WHAT THE TASK ASKS
Report how many lines of the listing below include the word "JSON". Give nothing but the number.

** START OF STORED DATA **

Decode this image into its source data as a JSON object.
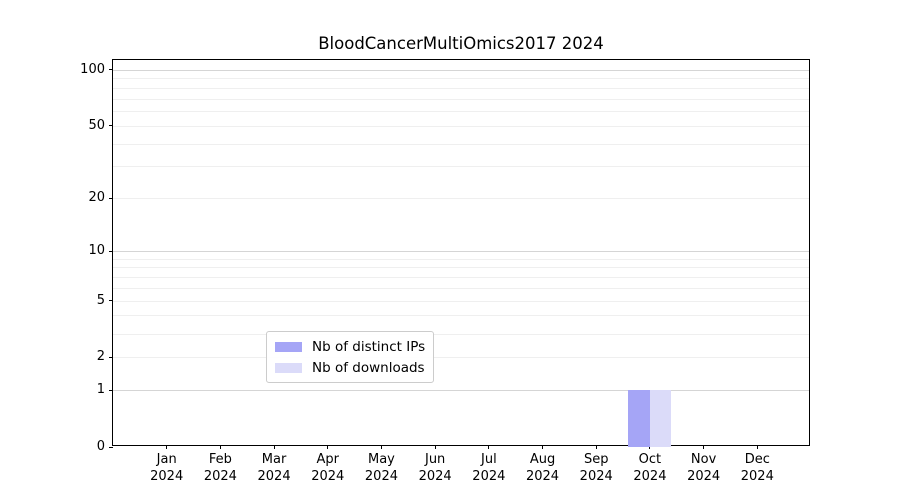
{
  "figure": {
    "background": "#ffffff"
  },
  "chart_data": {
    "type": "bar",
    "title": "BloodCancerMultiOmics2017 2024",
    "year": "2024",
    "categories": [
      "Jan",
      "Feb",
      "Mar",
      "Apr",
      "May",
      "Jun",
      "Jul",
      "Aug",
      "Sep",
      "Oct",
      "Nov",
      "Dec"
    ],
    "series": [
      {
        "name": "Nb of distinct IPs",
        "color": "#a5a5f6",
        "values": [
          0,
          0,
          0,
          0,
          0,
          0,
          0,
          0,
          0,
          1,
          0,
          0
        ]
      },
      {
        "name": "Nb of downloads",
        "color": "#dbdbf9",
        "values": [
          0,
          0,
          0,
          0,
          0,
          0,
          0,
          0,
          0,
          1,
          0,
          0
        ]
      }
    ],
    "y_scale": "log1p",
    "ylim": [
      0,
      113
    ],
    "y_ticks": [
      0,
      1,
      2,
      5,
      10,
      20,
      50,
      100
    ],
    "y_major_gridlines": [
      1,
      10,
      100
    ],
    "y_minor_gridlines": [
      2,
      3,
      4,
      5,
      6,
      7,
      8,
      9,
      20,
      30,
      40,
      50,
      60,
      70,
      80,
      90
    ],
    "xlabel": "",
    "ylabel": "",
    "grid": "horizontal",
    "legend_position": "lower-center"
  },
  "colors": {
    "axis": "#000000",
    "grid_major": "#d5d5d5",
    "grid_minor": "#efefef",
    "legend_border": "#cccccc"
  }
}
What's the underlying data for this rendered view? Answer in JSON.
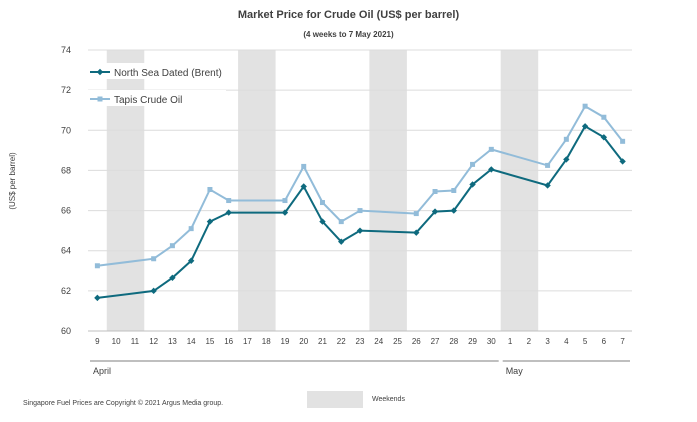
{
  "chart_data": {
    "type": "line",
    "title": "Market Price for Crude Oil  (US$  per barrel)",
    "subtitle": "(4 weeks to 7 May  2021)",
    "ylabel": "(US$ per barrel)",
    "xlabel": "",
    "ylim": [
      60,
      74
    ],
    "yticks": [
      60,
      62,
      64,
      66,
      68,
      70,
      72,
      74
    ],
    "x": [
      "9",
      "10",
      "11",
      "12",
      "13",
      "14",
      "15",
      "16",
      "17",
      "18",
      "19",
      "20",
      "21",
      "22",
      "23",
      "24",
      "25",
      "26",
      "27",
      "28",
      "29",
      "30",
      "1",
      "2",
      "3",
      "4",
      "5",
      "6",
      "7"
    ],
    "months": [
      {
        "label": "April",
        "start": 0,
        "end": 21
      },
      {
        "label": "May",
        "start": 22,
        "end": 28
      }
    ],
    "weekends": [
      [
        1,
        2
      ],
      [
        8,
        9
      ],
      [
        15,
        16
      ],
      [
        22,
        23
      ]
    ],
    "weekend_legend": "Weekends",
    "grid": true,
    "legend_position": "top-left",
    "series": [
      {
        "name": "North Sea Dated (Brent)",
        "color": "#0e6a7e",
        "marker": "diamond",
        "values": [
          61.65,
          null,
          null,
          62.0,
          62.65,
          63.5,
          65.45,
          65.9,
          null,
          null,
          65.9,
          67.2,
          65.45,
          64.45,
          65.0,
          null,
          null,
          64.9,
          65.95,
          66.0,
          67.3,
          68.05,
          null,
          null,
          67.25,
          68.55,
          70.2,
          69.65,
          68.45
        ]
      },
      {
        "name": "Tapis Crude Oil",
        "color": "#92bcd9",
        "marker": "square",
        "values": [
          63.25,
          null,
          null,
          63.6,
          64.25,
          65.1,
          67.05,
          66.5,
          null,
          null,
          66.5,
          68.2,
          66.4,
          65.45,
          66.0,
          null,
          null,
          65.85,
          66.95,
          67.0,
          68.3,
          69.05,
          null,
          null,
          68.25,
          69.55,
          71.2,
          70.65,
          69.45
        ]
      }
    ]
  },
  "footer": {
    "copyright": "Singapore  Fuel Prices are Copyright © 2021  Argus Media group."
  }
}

** END OF STORED DATA **
** START OF STORED DATA **

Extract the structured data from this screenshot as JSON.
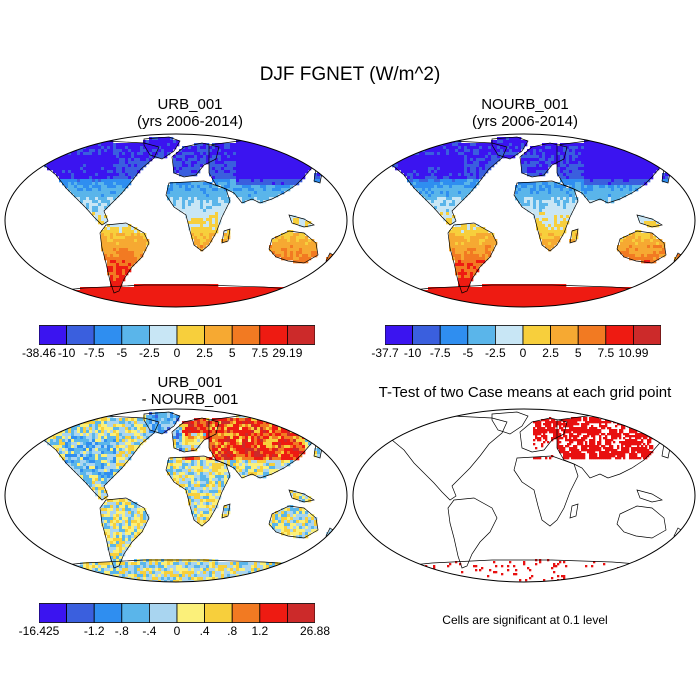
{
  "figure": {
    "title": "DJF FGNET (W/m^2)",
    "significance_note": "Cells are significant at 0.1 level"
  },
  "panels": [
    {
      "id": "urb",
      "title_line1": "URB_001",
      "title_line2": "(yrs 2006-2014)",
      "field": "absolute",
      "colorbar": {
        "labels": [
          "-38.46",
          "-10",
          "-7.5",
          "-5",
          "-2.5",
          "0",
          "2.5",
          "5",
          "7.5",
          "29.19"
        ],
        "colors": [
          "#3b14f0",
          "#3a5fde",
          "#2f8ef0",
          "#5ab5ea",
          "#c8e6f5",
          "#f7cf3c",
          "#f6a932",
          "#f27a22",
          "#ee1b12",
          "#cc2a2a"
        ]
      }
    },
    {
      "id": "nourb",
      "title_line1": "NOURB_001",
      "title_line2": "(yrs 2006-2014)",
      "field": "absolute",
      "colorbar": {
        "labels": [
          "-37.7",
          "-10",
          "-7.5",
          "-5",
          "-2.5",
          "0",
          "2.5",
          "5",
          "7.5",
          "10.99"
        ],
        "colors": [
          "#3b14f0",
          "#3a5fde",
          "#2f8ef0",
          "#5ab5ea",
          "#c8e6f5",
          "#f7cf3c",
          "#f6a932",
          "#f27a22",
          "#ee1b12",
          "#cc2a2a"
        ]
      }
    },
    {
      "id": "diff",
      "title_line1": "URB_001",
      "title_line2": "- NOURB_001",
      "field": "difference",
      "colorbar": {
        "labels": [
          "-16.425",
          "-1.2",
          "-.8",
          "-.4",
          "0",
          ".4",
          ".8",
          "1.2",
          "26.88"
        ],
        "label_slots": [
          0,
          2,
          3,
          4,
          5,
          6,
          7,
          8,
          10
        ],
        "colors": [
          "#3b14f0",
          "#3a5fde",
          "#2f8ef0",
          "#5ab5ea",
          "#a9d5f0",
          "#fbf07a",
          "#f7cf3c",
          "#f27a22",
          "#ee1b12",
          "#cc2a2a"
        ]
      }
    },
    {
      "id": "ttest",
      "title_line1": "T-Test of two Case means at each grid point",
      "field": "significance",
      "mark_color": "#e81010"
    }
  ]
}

** END OF STORED DATA **

TASK SOLUTION
3